- **TASK DIRECTIONS**: Transcribe the listing that follows in full, omitting pictures.

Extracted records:
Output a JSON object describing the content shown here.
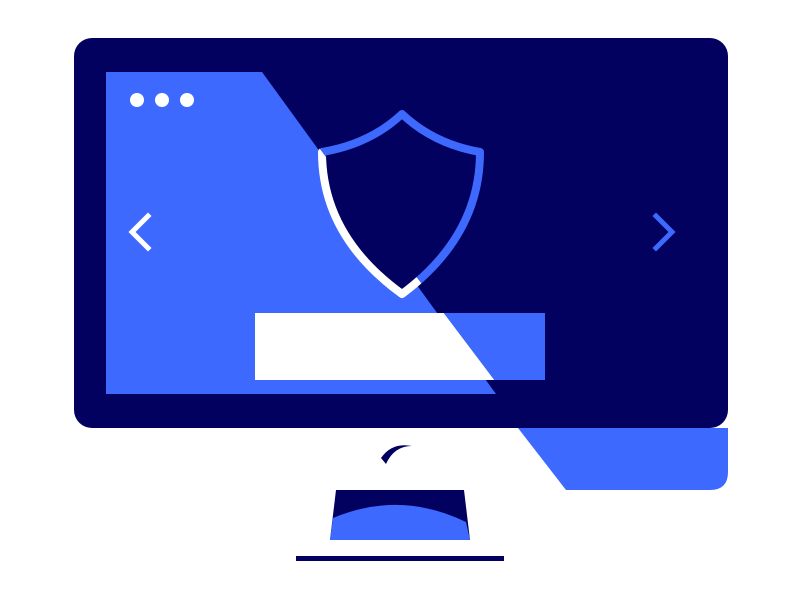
{
  "illustration": {
    "subject": "monitor-with-security-shield",
    "colors": {
      "navy": "#03015f",
      "blue": "#3d69ff",
      "white": "#ffffff"
    },
    "icons": [
      "window-dots-icon",
      "chevron-left-icon",
      "chevron-right-icon",
      "shield-icon"
    ]
  }
}
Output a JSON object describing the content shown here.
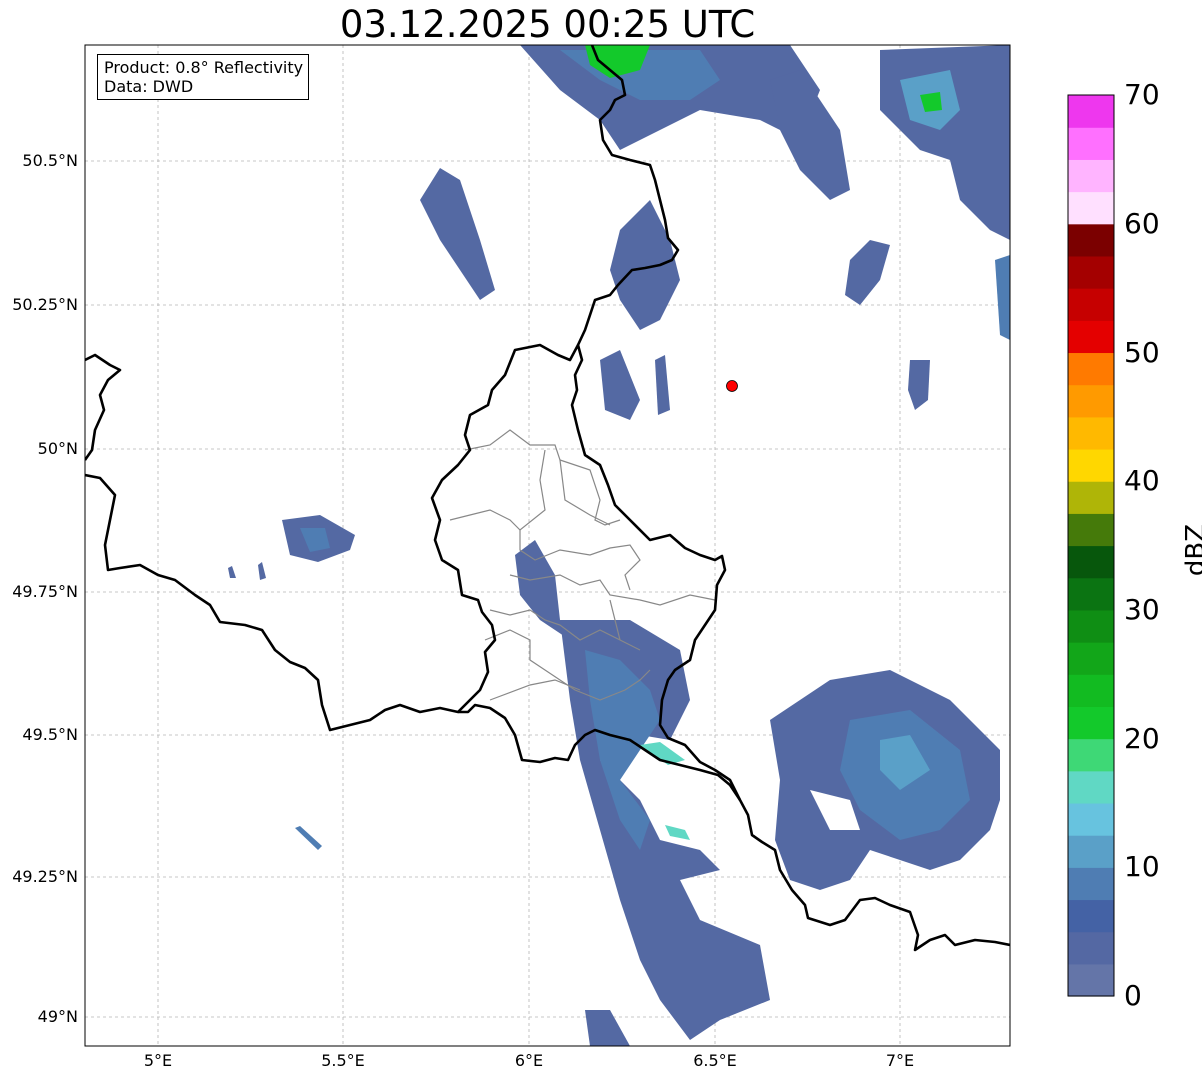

- **PROBLEM SOLUTION**:
Output a JSON object describing the content shown here.
{
  "illustration": {
    "subject": "monitor-with-security-shield",
    "colors": {
      "navy": "#03015f",
      "blue": "#3d69ff",
      "white": "#ffffff"
    },
    "icons": [
      "window-dots-icon",
      "chevron-left-icon",
      "chevron-right-icon",
      "shield-icon"
    ]
  }
}
Output a JSON object describing the content shown here.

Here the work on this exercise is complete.